**Description of the task**
Go through the records below line by line. Count the lines with "السيبراني" and give the count alone.

**Stored data**
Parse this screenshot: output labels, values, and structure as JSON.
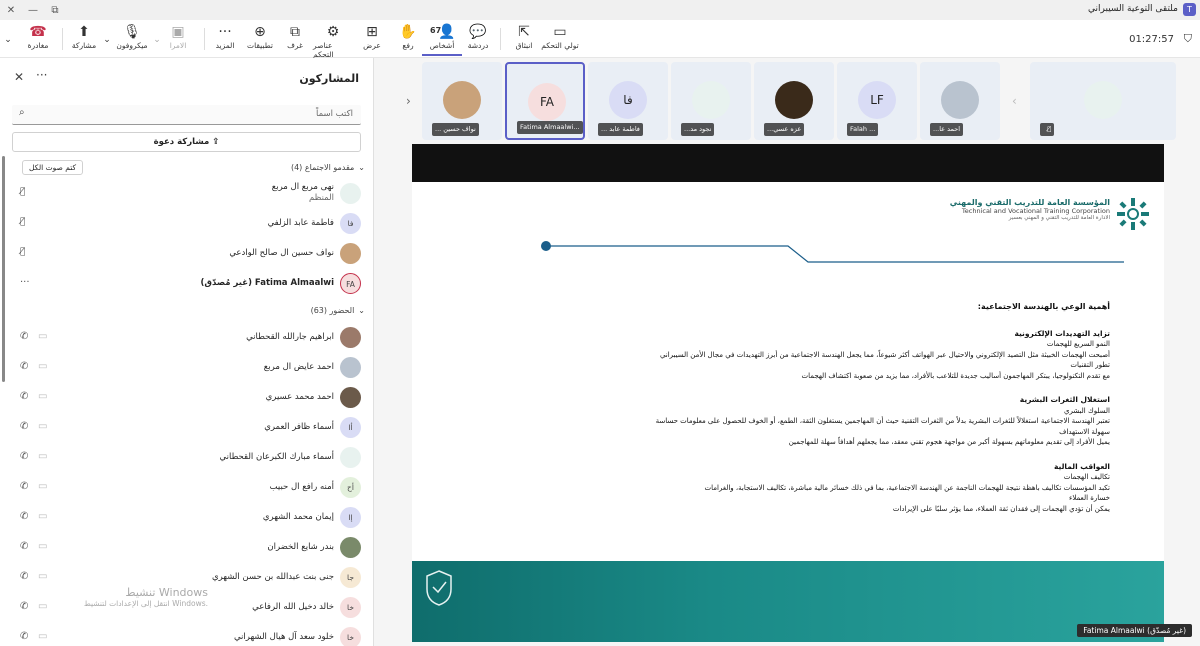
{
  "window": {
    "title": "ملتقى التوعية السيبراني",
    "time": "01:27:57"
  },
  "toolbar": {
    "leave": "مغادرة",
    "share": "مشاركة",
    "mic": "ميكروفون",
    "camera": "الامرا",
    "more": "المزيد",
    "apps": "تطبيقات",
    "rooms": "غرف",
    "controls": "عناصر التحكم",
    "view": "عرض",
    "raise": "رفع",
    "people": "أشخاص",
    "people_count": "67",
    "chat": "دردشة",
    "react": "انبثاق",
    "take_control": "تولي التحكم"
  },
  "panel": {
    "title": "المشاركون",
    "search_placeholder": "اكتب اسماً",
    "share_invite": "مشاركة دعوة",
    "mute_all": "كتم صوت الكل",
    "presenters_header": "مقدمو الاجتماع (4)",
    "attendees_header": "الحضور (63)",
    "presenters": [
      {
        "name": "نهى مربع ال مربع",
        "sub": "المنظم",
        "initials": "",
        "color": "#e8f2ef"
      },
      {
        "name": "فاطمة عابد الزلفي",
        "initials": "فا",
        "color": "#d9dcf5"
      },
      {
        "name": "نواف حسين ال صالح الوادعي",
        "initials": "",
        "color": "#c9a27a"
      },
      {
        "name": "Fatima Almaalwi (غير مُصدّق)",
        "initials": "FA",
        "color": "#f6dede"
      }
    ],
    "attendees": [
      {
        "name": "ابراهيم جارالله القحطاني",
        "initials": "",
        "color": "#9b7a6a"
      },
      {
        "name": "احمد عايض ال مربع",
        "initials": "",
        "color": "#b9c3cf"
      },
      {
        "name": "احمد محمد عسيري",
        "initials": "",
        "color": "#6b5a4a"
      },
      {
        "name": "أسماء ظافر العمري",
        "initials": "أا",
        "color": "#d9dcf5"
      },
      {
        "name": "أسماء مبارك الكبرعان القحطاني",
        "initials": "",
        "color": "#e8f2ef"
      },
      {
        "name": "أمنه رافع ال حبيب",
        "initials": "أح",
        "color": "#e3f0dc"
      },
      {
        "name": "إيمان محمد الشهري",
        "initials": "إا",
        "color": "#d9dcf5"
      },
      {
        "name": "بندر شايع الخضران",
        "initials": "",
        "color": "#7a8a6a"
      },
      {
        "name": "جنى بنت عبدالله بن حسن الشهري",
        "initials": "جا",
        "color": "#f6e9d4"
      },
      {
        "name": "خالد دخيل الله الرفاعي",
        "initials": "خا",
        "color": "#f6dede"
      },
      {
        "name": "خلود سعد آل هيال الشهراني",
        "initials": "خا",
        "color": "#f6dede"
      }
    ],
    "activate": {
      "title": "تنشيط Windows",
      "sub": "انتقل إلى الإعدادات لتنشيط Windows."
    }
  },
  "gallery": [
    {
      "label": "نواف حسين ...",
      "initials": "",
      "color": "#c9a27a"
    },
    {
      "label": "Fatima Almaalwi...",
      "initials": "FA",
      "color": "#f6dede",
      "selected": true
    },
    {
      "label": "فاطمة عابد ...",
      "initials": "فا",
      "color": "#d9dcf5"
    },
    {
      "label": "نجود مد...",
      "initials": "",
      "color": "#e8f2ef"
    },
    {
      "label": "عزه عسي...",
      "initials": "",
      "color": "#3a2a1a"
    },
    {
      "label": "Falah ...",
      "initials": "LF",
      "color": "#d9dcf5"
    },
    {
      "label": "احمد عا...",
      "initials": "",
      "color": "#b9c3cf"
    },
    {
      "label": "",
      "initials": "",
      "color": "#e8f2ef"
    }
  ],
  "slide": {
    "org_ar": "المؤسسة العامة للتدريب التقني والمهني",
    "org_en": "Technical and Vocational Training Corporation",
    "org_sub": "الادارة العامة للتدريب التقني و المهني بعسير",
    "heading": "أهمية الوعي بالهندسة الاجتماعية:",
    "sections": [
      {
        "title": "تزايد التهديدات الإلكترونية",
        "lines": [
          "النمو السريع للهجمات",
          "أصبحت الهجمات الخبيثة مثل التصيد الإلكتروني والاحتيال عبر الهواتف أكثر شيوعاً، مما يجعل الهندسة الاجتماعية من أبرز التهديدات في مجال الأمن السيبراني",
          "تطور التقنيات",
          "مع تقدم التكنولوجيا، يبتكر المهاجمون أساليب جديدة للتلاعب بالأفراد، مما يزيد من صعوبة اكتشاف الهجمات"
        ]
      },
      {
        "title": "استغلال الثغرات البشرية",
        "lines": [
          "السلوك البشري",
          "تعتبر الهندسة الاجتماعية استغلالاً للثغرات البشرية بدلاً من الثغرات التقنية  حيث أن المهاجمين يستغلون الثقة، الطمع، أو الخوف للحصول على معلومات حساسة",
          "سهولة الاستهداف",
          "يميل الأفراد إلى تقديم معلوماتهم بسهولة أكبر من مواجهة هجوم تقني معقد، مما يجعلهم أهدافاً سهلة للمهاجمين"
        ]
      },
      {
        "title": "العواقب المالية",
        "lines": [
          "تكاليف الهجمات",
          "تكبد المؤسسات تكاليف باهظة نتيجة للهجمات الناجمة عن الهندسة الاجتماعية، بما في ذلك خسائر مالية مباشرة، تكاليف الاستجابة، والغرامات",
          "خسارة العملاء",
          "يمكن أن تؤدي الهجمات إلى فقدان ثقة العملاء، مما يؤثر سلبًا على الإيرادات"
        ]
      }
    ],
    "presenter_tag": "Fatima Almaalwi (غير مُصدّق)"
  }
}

**Task response**
2